### Dataset records
++++

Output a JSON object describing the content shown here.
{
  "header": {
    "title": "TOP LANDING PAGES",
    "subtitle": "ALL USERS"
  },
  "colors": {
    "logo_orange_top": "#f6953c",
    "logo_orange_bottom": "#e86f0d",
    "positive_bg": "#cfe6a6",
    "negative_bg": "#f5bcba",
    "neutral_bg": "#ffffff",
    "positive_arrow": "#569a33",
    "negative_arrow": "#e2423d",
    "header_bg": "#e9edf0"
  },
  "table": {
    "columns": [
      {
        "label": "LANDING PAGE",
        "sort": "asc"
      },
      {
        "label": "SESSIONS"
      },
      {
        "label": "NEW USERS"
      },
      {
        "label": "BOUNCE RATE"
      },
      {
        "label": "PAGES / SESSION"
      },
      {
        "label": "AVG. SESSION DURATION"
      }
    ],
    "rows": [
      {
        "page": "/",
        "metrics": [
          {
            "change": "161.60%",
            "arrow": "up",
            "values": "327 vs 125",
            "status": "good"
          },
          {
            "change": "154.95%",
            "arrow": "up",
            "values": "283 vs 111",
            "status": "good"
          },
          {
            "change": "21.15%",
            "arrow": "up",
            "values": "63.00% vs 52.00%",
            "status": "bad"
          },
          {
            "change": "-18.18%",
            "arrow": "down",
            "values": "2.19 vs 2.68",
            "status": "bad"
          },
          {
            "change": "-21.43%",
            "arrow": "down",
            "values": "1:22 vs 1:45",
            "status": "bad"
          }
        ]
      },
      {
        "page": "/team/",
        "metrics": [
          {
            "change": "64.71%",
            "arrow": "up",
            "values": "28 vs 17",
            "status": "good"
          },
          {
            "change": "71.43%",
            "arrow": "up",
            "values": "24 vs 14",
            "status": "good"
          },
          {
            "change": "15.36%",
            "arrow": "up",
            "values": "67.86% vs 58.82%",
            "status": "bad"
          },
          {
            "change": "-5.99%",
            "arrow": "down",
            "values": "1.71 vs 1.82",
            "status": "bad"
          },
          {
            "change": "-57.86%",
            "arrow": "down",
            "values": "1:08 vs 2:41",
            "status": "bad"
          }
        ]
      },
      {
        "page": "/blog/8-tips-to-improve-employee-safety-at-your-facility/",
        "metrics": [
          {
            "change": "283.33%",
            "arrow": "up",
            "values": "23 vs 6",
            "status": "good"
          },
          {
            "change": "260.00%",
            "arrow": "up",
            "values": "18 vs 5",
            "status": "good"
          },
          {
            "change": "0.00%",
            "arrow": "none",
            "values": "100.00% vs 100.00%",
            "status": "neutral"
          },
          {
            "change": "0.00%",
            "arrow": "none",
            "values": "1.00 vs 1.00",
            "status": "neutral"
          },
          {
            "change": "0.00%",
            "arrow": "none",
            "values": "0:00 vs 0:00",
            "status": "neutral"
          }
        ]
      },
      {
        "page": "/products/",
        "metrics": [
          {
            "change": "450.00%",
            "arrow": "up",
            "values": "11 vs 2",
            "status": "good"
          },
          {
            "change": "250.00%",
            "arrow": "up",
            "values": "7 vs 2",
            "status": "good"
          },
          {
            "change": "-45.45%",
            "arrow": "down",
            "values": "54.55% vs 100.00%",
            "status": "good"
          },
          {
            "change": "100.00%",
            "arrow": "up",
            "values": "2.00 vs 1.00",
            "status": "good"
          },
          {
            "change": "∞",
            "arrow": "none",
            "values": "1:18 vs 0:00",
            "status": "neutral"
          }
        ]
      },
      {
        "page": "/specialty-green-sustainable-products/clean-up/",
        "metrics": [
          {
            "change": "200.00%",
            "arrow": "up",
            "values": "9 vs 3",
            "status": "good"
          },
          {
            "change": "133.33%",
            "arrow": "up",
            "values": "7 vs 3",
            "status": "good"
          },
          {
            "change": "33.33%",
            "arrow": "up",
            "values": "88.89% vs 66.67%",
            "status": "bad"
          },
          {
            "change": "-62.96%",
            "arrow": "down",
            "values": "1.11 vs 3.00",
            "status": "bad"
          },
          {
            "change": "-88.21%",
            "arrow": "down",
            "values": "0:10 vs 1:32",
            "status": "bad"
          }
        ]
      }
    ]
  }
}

++++

Work through the records line by line and tally those holding "products". Reply with the number alone.

2